== PROBLEM REQUIREMENTS ==
Take each line that has the word "frac" and return it.

== INPUT ROWS ==

★ ★ ★

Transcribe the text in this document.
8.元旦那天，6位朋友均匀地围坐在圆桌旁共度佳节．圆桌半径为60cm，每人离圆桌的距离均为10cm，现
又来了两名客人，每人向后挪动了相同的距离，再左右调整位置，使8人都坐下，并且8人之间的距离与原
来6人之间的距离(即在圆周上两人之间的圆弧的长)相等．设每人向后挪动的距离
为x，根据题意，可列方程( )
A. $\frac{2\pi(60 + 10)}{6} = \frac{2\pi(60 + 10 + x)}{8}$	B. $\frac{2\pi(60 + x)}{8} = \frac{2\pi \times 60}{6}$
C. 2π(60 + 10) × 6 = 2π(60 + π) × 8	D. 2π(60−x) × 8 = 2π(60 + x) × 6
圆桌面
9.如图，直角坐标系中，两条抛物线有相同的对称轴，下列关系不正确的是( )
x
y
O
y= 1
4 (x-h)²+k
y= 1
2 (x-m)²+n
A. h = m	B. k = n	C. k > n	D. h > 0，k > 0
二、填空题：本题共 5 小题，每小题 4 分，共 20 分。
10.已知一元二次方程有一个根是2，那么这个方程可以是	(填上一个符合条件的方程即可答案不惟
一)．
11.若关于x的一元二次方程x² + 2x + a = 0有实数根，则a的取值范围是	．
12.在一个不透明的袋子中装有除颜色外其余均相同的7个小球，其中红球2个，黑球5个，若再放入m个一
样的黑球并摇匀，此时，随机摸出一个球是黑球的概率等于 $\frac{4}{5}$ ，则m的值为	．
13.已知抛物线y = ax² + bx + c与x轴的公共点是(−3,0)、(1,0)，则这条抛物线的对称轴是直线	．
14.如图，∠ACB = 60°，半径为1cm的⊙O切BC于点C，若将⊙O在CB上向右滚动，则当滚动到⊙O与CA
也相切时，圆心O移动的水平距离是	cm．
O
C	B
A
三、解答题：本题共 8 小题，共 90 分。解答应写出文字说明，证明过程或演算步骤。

★ ★ ★

== RESULT ==
A. $\frac{2\pi(60 + 10)}{6} = \frac{2\pi(60 + 10 + x)}{8}$	B. $\frac{2\pi(60 + x)}{8} = \frac{2\pi \times 60}{6}$
样的黑球并摇匀，此时，随机摸出一个球是黑球的概率等于 $\frac{4}{5}$ ，则m的值为	．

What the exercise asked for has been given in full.